Begin MATERIALS PROVIDED
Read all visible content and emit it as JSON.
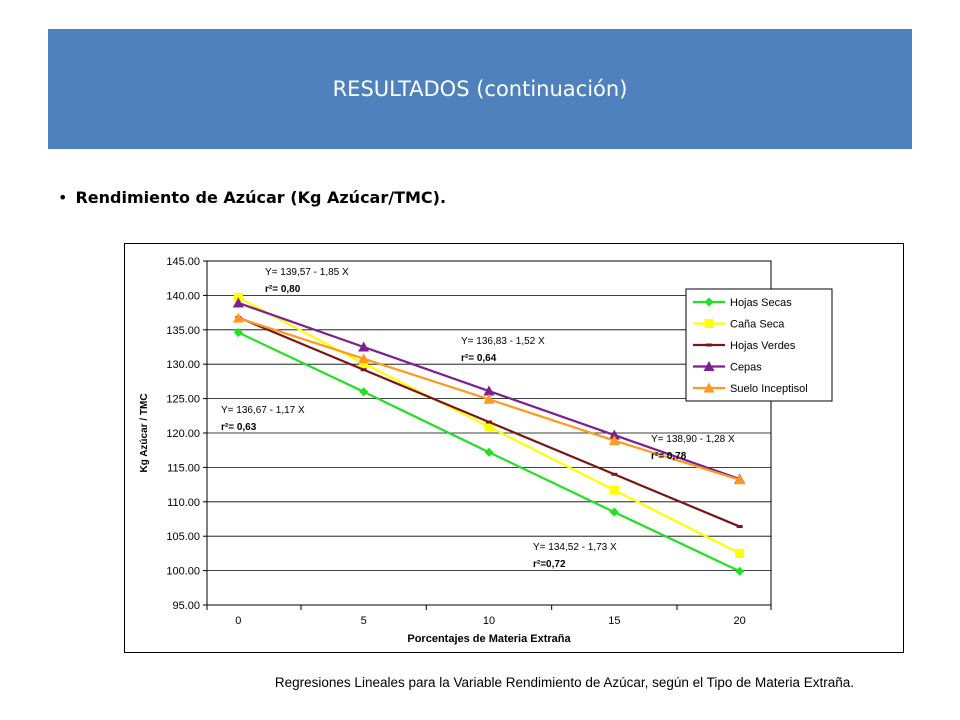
{
  "header": {
    "title": "RESULTADOS (continuación)"
  },
  "bullet": {
    "symbol": "•",
    "text": "Rendimiento de Azúcar (Kg Azúcar/TMC)."
  },
  "caption": "Regresiones Lineales para la Variable Rendimiento de Azúcar, según el Tipo de Materia Extraña.",
  "chart_data": {
    "type": "line",
    "title": "",
    "xlabel": "Porcentajes de Materia Extraña",
    "ylabel": "Kg Azúcar / TMC",
    "x": [
      0,
      5,
      10,
      15,
      20
    ],
    "ylim": [
      95,
      145
    ],
    "yticks": [
      "95.00",
      "100.00",
      "105.00",
      "110.00",
      "115.00",
      "120.00",
      "125.00",
      "130.00",
      "135.00",
      "140.00",
      "145.00"
    ],
    "xticks": [
      "0",
      "5",
      "10",
      "15",
      "20"
    ],
    "grid": "horizontal",
    "legend_position": "right",
    "series": [
      {
        "name": "Hojas Secas",
        "color": "#22e022",
        "marker": "diamond",
        "values": [
          134.6,
          126.0,
          117.2,
          108.5,
          99.9
        ]
      },
      {
        "name": "Caña Seca",
        "color": "#ffff00",
        "marker": "square",
        "values": [
          139.7,
          130.1,
          120.9,
          111.7,
          102.5
        ]
      },
      {
        "name": "Hojas Verdes",
        "color": "#7b1416",
        "marker": "dash",
        "values": [
          136.8,
          129.2,
          121.6,
          114.0,
          106.4
        ]
      },
      {
        "name": "Cepas",
        "color": "#7a2090",
        "marker": "triangle",
        "values": [
          138.9,
          132.5,
          126.1,
          119.7,
          113.3
        ]
      },
      {
        "name": "Suelo Inceptisol",
        "color": "#ff9a1f",
        "marker": "triangle",
        "values": [
          136.7,
          130.8,
          124.9,
          118.9,
          113.2
        ]
      }
    ],
    "annotations": [
      {
        "eq": "Y= 139,57 - 1,85 X",
        "r2": "r²= 0,80"
      },
      {
        "eq": "Y= 136,83 - 1,52 X",
        "r2": "r²= 0,64"
      },
      {
        "eq": "Y= 136,67 - 1,17 X",
        "r2": "r²= 0,63"
      },
      {
        "eq": "Y= 138,90 - 1,28 X",
        "r2": "r²= 0,78"
      },
      {
        "eq": "Y= 134,52 - 1,73 X",
        "r2": "r²=0,72"
      }
    ]
  }
}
End MATERIALS PROVIDED
WRITTEN TASK - Reproduce every line exactly and omit all pictures.

FINISHED TASK -
Read all visible content and emit it as JSON.
{
  "header": {
    "title": "RESULTADOS (continuación)"
  },
  "bullet": {
    "symbol": "•",
    "text": "Rendimiento de Azúcar (Kg Azúcar/TMC)."
  },
  "caption": "Regresiones Lineales para la Variable Rendimiento de Azúcar, según el Tipo de Materia Extraña.",
  "chart_data": {
    "type": "line",
    "title": "",
    "xlabel": "Porcentajes de Materia Extraña",
    "ylabel": "Kg Azúcar / TMC",
    "x": [
      0,
      5,
      10,
      15,
      20
    ],
    "ylim": [
      95,
      145
    ],
    "yticks": [
      "95.00",
      "100.00",
      "105.00",
      "110.00",
      "115.00",
      "120.00",
      "125.00",
      "130.00",
      "135.00",
      "140.00",
      "145.00"
    ],
    "xticks": [
      "0",
      "5",
      "10",
      "15",
      "20"
    ],
    "grid": "horizontal",
    "legend_position": "right",
    "series": [
      {
        "name": "Hojas Secas",
        "color": "#22e022",
        "marker": "diamond",
        "values": [
          134.6,
          126.0,
          117.2,
          108.5,
          99.9
        ]
      },
      {
        "name": "Caña Seca",
        "color": "#ffff00",
        "marker": "square",
        "values": [
          139.7,
          130.1,
          120.9,
          111.7,
          102.5
        ]
      },
      {
        "name": "Hojas Verdes",
        "color": "#7b1416",
        "marker": "dash",
        "values": [
          136.8,
          129.2,
          121.6,
          114.0,
          106.4
        ]
      },
      {
        "name": "Cepas",
        "color": "#7a2090",
        "marker": "triangle",
        "values": [
          138.9,
          132.5,
          126.1,
          119.7,
          113.3
        ]
      },
      {
        "name": "Suelo Inceptisol",
        "color": "#ff9a1f",
        "marker": "triangle",
        "values": [
          136.7,
          130.8,
          124.9,
          118.9,
          113.2
        ]
      }
    ],
    "annotations": [
      {
        "eq": "Y= 139,57 - 1,85 X",
        "r2": "r²= 0,80"
      },
      {
        "eq": "Y= 136,83 - 1,52 X",
        "r2": "r²= 0,64"
      },
      {
        "eq": "Y= 136,67 - 1,17 X",
        "r2": "r²= 0,63"
      },
      {
        "eq": "Y= 138,90 - 1,28 X",
        "r2": "r²= 0,78"
      },
      {
        "eq": "Y= 134,52 - 1,73 X",
        "r2": "r²=0,72"
      }
    ]
  }
}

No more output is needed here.